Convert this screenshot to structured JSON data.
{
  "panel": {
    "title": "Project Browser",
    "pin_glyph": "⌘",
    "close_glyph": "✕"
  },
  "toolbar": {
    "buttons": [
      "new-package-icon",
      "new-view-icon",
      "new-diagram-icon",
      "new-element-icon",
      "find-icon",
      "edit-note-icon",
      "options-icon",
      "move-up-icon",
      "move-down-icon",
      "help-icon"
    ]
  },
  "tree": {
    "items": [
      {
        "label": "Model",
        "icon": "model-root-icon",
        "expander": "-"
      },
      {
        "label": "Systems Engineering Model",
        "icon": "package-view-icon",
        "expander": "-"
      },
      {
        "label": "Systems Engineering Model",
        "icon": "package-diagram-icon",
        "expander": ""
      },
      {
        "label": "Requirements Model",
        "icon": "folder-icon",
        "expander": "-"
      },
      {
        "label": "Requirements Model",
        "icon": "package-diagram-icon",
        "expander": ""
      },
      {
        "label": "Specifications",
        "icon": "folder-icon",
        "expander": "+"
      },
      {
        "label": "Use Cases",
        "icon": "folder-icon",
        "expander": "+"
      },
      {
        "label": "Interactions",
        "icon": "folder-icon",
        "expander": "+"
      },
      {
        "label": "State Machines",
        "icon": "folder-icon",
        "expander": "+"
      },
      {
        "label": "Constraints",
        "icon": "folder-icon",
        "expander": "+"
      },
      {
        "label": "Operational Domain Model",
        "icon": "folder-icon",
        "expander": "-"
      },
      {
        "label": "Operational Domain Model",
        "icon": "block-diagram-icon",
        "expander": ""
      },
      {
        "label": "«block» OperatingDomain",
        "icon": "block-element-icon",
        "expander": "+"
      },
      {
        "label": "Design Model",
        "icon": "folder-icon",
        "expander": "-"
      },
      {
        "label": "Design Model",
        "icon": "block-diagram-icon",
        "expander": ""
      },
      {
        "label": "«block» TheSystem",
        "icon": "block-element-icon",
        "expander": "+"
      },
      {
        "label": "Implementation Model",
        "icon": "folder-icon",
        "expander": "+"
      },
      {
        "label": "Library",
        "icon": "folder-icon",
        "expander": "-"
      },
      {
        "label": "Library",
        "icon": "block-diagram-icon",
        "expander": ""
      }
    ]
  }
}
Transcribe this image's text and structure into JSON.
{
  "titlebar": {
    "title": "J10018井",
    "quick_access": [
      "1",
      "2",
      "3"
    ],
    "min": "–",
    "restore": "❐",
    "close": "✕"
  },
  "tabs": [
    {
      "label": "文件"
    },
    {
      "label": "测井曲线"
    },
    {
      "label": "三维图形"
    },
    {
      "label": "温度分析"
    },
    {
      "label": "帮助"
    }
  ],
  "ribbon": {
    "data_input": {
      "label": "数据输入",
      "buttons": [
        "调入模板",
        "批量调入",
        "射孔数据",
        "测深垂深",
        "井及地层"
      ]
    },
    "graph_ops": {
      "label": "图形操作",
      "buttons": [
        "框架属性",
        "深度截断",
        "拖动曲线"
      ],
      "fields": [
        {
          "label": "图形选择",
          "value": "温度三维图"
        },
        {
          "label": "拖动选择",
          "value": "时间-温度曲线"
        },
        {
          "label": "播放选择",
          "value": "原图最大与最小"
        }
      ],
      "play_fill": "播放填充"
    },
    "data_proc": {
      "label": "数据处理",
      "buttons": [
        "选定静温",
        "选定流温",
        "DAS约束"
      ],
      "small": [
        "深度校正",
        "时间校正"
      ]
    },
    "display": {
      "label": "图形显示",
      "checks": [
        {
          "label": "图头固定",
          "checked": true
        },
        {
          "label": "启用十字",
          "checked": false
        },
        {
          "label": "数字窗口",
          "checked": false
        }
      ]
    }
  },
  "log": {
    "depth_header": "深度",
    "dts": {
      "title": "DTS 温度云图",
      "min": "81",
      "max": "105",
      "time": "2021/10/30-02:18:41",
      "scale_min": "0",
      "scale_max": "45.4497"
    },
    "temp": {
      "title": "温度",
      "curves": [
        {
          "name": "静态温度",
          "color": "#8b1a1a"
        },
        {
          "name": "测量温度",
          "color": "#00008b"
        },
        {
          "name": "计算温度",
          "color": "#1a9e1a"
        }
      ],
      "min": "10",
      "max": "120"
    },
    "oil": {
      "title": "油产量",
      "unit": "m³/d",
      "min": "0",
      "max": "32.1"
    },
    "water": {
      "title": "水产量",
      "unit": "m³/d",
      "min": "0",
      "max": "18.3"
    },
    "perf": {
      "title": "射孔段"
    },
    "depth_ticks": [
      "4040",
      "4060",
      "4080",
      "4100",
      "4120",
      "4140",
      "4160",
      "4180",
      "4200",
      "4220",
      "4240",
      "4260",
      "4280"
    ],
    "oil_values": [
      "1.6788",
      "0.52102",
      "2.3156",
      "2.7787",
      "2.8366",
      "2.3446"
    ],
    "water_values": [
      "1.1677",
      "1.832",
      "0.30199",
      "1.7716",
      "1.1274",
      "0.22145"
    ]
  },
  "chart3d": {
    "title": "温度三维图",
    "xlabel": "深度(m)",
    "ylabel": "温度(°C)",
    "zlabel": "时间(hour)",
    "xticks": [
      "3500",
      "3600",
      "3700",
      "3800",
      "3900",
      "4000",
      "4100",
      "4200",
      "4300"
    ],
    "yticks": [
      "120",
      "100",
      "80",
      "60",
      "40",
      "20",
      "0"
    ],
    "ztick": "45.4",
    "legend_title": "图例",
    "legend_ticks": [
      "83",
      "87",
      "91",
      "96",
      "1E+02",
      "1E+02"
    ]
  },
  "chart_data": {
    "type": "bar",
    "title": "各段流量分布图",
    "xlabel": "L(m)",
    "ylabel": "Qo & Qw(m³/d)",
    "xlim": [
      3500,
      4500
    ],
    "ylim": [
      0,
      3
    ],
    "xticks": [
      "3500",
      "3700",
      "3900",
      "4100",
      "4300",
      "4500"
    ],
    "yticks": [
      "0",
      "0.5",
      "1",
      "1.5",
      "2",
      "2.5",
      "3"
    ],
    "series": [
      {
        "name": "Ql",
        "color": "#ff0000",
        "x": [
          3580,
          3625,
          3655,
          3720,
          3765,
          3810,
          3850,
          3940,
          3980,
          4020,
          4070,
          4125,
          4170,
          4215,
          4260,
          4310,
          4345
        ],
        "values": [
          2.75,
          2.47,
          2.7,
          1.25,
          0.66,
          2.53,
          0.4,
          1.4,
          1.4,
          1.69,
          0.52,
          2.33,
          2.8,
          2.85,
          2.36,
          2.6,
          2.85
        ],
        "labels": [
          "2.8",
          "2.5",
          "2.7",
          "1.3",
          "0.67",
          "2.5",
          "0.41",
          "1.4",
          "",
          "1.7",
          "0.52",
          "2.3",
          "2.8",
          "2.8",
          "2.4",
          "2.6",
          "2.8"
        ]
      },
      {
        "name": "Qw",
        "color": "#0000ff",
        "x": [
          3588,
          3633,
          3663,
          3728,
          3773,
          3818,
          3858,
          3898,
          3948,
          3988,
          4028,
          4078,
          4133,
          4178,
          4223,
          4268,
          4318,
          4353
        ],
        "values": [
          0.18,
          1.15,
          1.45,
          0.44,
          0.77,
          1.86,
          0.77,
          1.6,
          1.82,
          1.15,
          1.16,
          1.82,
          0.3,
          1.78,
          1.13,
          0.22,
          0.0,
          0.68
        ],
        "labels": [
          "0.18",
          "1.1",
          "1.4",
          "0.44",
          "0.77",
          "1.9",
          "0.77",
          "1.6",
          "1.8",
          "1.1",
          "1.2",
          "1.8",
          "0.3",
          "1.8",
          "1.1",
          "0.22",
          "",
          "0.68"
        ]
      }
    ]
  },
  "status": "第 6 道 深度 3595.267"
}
═══
Aim of the exercise: Tell how many lines include "this". The number is the whole answer.

Exercise output: 2